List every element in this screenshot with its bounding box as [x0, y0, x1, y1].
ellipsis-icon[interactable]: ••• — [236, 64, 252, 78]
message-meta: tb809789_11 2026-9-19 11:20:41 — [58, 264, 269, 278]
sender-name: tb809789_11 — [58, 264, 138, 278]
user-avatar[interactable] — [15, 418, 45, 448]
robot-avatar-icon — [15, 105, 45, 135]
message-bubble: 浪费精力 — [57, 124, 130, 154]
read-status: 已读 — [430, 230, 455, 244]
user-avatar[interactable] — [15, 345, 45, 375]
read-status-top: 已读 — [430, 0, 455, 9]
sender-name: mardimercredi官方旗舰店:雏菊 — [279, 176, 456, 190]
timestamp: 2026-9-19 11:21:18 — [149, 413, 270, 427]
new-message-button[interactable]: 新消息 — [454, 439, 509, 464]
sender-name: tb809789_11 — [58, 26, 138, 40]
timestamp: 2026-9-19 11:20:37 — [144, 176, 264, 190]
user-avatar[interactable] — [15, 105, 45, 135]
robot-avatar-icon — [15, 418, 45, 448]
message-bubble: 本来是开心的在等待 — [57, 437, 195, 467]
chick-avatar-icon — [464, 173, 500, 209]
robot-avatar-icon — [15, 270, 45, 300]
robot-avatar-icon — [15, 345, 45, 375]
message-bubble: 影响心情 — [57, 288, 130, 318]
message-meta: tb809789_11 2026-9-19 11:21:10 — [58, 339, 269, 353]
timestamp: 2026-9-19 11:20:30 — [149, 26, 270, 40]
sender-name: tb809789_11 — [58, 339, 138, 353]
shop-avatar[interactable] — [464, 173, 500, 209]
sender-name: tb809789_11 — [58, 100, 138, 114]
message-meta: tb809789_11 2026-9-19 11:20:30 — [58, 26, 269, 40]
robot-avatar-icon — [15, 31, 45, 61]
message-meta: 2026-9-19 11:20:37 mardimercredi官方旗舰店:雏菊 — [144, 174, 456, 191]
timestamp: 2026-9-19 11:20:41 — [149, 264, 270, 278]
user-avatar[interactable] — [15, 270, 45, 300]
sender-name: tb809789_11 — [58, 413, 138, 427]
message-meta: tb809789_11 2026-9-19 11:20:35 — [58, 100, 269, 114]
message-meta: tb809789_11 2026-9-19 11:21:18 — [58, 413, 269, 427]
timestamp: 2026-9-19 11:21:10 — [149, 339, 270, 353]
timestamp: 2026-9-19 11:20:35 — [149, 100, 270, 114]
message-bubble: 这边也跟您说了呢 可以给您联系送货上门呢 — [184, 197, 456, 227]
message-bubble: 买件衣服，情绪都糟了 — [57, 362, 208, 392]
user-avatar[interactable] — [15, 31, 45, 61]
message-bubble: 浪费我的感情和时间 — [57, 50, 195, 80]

———

__Stated goal__.
Please revise the items from the first one through the line containing "user-avatar[interactable] — [15, 418, 45, 448]", replacing "screenshot" with "screen capture" and keeping everything else the same. Return only those lines.

__Reply to the task__.
List every element in this screen capture with its bounding box as [x0, y0, x1, y1].
ellipsis-icon[interactable]: ••• — [236, 64, 252, 78]
message-meta: tb809789_11 2026-9-19 11:20:41 — [58, 264, 269, 278]
sender-name: tb809789_11 — [58, 264, 138, 278]
user-avatar[interactable] — [15, 418, 45, 448]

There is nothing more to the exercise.